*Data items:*
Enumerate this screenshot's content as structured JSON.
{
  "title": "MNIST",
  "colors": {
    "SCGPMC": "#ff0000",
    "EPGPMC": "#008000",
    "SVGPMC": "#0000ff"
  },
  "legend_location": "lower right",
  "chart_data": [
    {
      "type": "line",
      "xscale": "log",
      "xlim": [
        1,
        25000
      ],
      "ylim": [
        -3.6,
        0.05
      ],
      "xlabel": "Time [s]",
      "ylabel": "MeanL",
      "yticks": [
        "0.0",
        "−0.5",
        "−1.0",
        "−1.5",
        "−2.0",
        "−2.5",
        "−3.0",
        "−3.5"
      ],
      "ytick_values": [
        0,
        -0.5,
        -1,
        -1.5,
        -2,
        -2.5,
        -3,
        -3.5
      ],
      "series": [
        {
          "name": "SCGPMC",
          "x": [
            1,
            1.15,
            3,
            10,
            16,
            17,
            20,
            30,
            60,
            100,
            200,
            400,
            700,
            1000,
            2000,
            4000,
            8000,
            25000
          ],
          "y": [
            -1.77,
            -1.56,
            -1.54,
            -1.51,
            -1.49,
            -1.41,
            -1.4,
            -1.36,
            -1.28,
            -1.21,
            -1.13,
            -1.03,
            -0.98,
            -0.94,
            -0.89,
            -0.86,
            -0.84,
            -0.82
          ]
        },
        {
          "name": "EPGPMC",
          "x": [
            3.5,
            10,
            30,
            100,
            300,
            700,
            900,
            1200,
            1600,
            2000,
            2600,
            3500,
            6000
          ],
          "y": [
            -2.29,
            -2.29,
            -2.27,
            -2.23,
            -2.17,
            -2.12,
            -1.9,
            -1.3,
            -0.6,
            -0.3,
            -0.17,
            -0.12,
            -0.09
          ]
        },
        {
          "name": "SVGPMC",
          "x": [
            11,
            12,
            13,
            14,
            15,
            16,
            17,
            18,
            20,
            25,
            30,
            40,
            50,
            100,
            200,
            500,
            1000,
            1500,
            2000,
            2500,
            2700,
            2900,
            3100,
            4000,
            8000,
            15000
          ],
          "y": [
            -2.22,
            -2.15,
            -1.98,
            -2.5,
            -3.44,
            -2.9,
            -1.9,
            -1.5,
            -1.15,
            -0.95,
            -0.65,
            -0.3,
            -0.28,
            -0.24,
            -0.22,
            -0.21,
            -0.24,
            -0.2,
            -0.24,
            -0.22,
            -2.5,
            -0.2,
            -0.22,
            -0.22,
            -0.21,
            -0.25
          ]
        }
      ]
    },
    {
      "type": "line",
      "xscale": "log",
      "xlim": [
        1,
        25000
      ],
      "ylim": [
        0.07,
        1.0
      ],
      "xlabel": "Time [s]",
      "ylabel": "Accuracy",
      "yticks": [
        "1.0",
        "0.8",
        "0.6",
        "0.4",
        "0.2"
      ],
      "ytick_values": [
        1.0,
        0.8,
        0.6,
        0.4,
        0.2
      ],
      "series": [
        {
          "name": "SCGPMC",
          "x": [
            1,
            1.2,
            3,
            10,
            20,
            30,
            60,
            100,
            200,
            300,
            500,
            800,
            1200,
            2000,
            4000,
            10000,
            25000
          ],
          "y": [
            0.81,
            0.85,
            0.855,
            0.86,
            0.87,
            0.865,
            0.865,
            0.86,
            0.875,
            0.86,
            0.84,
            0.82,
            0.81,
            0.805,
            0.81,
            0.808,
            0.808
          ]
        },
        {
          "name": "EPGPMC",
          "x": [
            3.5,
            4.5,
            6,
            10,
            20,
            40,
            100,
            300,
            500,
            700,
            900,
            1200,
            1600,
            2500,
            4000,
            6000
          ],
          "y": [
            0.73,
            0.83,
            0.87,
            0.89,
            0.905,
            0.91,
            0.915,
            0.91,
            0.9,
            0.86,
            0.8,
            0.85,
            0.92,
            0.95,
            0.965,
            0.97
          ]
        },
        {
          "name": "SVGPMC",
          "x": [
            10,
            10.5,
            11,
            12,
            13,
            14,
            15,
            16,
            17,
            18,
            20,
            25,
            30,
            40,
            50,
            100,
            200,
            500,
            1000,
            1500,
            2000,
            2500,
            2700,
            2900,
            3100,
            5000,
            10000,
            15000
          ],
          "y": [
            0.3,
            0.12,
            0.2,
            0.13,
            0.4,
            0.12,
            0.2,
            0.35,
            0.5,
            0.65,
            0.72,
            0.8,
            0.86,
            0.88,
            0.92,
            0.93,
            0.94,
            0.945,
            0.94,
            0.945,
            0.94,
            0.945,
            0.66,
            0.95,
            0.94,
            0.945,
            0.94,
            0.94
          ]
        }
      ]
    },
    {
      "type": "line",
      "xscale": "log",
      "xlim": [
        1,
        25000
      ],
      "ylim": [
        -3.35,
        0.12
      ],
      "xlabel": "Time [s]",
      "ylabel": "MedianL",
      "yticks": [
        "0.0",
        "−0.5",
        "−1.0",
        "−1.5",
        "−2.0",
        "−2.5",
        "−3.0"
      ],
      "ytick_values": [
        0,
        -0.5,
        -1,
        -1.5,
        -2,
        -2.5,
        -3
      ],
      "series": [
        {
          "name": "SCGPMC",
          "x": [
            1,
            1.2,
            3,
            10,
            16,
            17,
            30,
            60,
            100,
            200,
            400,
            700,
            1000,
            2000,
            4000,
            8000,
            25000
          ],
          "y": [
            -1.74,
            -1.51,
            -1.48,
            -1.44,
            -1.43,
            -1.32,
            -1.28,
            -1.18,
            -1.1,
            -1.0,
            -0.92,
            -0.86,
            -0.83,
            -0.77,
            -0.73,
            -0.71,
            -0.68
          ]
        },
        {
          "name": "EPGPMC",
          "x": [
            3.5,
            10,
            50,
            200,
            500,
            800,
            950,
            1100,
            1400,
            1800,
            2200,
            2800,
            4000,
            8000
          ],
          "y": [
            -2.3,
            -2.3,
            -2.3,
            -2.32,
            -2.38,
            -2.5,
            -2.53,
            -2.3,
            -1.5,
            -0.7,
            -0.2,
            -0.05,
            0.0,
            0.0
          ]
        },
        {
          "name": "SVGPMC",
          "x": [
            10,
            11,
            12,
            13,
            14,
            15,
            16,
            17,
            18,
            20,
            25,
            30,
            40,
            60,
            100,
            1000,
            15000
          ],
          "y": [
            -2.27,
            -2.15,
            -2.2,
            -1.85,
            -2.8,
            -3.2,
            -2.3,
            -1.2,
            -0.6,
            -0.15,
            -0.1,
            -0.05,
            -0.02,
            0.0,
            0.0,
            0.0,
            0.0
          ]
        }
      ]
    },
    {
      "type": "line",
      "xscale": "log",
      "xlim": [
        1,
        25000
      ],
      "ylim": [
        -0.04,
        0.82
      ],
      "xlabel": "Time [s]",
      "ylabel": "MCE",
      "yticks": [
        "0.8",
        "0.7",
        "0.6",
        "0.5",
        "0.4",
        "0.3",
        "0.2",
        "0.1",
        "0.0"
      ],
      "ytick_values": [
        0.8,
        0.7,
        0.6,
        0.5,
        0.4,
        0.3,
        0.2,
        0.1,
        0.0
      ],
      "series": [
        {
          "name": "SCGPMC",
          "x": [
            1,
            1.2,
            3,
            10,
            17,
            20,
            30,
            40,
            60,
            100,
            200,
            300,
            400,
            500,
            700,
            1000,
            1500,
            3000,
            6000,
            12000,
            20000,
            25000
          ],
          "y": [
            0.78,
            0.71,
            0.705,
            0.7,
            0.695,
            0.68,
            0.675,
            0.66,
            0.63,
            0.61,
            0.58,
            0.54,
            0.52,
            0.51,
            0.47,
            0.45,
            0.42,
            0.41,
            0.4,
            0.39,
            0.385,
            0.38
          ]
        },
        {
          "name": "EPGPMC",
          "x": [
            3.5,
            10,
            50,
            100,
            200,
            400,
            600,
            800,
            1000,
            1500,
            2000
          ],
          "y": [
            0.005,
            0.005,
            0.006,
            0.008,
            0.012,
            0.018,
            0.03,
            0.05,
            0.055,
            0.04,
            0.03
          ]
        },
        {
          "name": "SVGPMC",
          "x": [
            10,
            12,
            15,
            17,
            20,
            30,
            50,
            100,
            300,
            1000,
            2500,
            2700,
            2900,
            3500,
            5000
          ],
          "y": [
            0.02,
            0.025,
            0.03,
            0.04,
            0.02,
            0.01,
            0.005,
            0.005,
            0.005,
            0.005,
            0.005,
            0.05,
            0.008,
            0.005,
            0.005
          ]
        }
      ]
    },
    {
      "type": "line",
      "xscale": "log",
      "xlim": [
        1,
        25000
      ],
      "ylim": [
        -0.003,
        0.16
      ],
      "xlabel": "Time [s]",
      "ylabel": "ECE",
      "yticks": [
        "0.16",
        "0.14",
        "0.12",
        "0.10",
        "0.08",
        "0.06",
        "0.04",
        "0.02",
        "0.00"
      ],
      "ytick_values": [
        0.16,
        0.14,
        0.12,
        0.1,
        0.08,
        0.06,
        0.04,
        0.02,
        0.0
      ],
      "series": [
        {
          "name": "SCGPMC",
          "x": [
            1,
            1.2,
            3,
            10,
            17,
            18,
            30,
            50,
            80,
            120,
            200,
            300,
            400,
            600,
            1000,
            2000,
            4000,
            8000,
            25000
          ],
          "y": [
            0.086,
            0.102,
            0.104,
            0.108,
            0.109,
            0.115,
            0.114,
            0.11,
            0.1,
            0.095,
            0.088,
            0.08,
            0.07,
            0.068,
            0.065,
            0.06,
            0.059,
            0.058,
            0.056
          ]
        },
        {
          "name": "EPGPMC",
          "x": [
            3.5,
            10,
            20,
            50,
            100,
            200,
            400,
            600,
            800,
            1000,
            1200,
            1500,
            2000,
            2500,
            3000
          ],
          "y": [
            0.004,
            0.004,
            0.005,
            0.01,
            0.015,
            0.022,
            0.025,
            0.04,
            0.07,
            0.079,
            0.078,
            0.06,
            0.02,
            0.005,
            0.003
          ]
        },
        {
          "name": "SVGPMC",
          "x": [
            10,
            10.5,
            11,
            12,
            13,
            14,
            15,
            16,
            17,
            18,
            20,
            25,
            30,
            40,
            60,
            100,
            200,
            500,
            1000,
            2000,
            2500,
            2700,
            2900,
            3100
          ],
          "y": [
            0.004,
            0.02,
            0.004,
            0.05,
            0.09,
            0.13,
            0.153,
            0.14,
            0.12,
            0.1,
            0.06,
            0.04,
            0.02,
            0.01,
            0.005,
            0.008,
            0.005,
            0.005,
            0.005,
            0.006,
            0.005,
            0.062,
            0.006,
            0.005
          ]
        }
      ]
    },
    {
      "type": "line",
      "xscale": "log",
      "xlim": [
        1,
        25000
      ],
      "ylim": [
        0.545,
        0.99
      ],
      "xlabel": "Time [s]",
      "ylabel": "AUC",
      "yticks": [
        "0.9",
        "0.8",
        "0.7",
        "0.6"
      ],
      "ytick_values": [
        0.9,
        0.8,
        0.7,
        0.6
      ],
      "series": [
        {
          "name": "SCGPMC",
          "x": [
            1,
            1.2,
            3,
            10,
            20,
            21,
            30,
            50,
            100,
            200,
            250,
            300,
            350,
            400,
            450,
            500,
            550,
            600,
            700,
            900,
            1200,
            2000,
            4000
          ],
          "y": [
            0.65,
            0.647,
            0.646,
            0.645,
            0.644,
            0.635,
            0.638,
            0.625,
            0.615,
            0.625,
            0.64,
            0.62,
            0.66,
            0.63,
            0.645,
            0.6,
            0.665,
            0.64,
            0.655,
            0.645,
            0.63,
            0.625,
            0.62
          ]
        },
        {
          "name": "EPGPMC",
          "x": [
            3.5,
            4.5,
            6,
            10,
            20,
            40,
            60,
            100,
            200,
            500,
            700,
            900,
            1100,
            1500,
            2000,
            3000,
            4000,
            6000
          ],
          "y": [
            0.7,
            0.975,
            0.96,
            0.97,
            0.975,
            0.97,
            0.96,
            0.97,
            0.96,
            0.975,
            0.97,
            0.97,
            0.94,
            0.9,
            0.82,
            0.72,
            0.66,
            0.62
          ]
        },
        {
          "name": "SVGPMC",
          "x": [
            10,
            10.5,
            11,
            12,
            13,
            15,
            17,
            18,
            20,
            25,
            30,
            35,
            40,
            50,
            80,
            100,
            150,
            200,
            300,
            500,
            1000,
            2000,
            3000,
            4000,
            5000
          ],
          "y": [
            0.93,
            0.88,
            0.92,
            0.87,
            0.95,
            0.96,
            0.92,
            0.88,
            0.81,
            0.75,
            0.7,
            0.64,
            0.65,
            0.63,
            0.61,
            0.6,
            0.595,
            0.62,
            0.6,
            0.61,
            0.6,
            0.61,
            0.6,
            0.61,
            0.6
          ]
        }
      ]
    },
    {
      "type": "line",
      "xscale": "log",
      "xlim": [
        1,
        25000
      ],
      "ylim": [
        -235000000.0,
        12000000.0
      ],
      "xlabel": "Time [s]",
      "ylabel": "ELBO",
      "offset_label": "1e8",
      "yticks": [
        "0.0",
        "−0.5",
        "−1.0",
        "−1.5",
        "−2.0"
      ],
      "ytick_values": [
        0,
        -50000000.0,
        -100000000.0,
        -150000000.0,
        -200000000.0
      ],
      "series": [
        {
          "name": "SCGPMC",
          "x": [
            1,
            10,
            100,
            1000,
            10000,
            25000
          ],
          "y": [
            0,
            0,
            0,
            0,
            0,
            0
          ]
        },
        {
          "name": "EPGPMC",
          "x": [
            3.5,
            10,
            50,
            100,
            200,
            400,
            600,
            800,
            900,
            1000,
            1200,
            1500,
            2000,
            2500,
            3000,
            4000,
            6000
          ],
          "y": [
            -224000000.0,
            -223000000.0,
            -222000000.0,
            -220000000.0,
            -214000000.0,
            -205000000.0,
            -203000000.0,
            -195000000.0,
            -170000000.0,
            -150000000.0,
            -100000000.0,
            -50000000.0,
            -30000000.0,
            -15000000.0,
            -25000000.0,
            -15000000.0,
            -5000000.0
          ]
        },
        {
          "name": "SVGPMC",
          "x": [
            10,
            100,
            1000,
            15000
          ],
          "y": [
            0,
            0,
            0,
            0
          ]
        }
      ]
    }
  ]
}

*Instruction:* Copy out the lines in which the string "ylabel" appears.

*Final result:*
      "ylabel": "MeanL",
      "ylabel": "Accuracy",
      "ylabel": "MedianL",
      "ylabel": "MCE",
      "ylabel": "ECE",
      "ylabel": "AUC",
      "ylabel": "ELBO",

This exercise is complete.